Task details ▸ Copy each line that has the string "accessing" somewhere in it.
───── Dataset excerpts ─────
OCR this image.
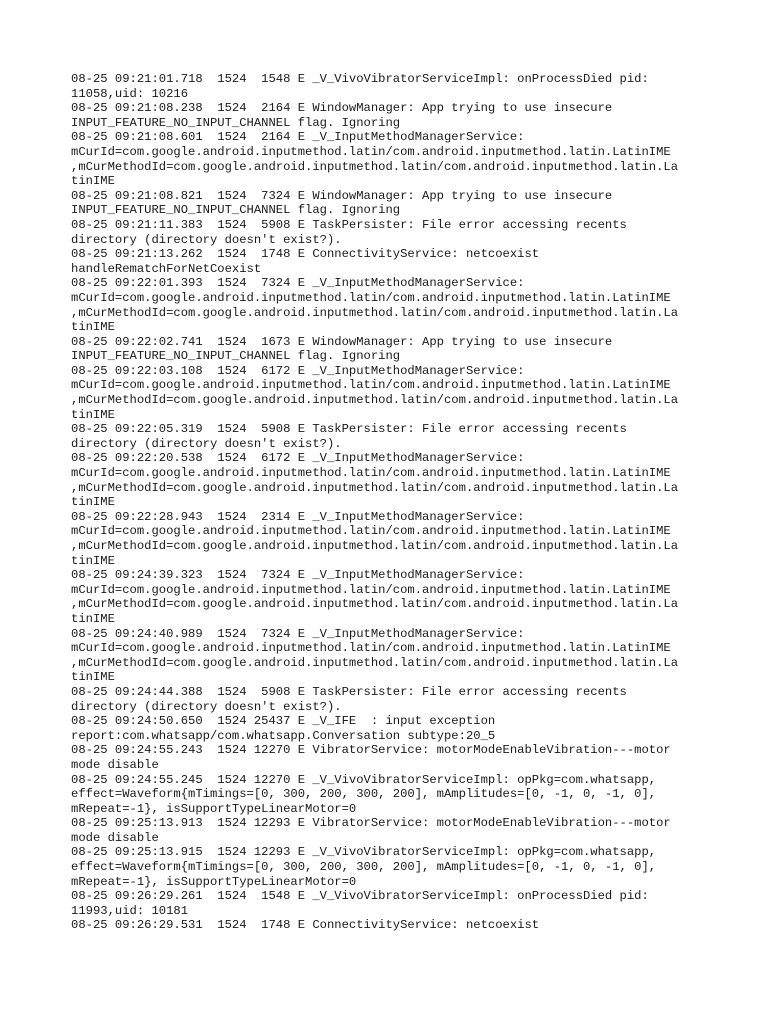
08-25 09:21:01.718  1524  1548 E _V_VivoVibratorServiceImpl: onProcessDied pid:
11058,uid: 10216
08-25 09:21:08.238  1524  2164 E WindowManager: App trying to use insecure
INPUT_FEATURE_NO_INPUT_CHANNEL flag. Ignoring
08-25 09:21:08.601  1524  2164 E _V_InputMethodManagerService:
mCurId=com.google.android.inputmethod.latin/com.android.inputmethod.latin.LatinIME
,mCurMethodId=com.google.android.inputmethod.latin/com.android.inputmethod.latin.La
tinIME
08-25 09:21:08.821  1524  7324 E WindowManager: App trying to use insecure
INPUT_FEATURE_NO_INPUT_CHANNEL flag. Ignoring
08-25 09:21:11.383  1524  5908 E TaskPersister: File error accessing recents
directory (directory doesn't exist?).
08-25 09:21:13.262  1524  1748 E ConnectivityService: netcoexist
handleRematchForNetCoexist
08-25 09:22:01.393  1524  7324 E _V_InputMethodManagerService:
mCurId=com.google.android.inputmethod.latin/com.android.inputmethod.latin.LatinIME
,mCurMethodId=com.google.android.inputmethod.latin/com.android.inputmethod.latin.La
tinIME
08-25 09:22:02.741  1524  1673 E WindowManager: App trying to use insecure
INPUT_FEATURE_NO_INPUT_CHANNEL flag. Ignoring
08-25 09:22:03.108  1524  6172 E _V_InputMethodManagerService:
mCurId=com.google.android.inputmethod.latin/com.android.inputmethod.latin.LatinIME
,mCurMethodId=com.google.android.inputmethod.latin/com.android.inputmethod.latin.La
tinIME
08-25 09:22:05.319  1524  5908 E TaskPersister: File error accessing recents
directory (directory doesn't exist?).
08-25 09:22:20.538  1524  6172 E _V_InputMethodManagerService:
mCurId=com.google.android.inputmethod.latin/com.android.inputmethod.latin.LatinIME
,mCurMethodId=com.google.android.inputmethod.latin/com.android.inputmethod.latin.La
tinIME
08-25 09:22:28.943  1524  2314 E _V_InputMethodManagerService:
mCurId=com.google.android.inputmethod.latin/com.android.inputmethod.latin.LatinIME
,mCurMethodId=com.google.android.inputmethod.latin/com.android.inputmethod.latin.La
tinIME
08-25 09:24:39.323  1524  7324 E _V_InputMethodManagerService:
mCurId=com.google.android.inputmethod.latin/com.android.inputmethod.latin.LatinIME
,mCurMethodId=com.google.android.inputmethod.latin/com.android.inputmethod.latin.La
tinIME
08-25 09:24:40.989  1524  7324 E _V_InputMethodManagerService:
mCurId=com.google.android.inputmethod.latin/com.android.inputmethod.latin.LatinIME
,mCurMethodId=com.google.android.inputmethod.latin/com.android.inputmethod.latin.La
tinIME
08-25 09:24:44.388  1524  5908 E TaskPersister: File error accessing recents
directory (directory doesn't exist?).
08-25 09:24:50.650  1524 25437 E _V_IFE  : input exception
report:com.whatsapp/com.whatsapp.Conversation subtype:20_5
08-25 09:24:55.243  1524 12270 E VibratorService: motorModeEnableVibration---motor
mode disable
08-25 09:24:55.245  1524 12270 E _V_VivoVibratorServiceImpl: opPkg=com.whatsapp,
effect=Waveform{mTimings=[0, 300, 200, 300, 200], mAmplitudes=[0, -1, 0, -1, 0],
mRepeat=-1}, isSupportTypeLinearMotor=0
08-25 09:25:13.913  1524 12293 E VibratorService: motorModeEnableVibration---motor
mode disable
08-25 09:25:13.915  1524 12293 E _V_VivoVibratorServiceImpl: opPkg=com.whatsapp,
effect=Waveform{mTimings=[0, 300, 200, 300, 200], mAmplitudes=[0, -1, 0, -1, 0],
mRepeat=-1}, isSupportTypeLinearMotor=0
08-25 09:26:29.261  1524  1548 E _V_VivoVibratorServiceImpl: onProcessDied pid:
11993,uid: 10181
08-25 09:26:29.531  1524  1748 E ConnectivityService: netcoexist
─────
───── Dataset excerpts ─────
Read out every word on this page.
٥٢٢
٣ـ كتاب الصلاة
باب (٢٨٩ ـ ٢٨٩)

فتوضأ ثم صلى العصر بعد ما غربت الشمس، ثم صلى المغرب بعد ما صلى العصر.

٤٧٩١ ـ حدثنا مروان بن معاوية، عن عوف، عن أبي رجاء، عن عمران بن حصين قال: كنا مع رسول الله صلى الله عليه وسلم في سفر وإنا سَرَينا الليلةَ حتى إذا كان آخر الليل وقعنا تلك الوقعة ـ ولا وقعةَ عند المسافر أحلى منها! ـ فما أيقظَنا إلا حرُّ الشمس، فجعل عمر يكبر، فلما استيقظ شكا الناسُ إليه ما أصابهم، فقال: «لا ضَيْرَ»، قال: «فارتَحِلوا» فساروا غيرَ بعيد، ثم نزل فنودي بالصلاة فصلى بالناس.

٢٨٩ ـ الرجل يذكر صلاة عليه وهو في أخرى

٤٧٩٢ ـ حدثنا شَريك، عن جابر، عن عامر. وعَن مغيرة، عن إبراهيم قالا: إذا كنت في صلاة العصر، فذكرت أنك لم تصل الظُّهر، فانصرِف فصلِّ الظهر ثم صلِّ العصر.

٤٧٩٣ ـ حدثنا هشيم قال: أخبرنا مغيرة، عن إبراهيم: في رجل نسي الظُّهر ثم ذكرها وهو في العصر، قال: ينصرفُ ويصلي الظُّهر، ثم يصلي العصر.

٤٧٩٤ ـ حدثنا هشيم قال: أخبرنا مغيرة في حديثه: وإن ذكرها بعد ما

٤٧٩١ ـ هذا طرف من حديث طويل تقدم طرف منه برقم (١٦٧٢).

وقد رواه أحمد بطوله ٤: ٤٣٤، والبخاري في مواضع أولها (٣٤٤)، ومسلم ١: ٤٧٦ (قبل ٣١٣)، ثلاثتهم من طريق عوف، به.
─────
Finished answer ▸
08-25 09:21:11.383  1524  5908 E TaskPersister: File error accessing recents
08-25 09:22:05.319  1524  5908 E TaskPersister: File error accessing recents
08-25 09:24:44.388  1524  5908 E TaskPersister: File error accessing recents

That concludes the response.